TASK DESCRIPTION: From the forum thread about TCP Global paint, return the passage from "## 53BOMBA (Nov" up to and including "some info ..", copied word for word.

TEXT PASSAGE:
%%

# has anyone used TCP global paint yet? its cheap!



## 53BOMBA (Nov 17, 2005)

has anybody tried using there paint on your low lows ? if so any pictures out there ? im thinking of buying there paint since it is affordable and making my garage a temporary booth lol , check out there colors 
http://www.tcpglobal.com/restorationshop/rspcolors.aspx


whats the diffrence in this paint , a friend of mine said Urethane is good for cars with hydros being that our cars move allot and i guess the paint will have some flex in it , is that correct ? this is somewhat new to me , just trying to get some info ..

AE - Acrylic Enamel 
AU - Acrylic Urethane 
AL - Acrylic Lacquer 
UB - Urethane Basecoat


----------



## djxsd (Jun 14, 2006)

I would recommend it that's all I use including clear..

%%

INFORMATION SUPPLIED:
%%

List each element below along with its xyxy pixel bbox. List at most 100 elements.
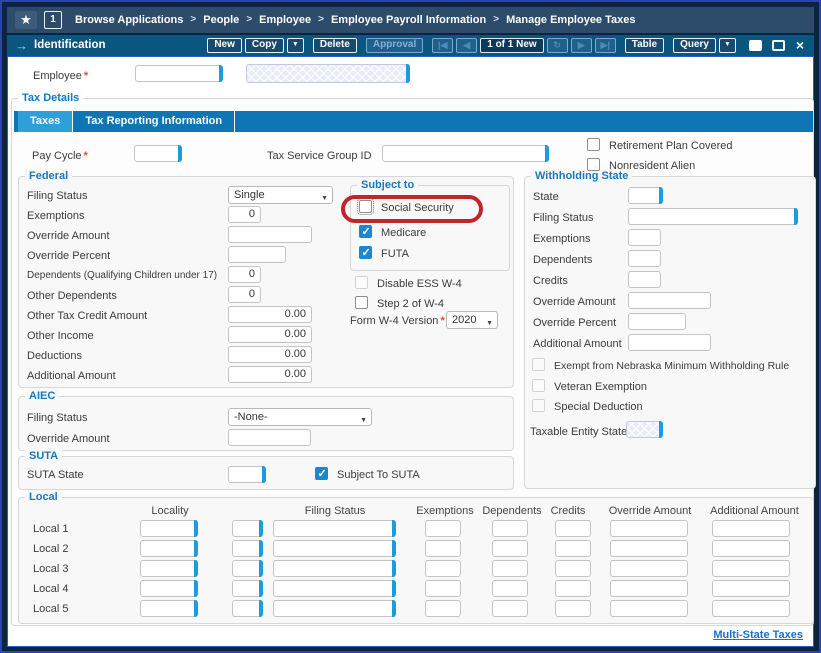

%%

ANSWER IN FULL:
## 53BOMBA (Nov 17, 2005)

has anybody tried using there paint on your low lows ? if so any pictures out there ? im thinking of buying there paint since it is affordable and making my garage a temporary booth lol , check out there colors 
http://www.tcpglobal.com/restorationshop/rspcolors.aspx


whats the diffrence in this paint , a friend of mine said Urethane is good for cars with hydros being that our cars move allot and i guess the paint will have some flex in it , is that correct ? this is somewhat new to me , just trying to get some info ..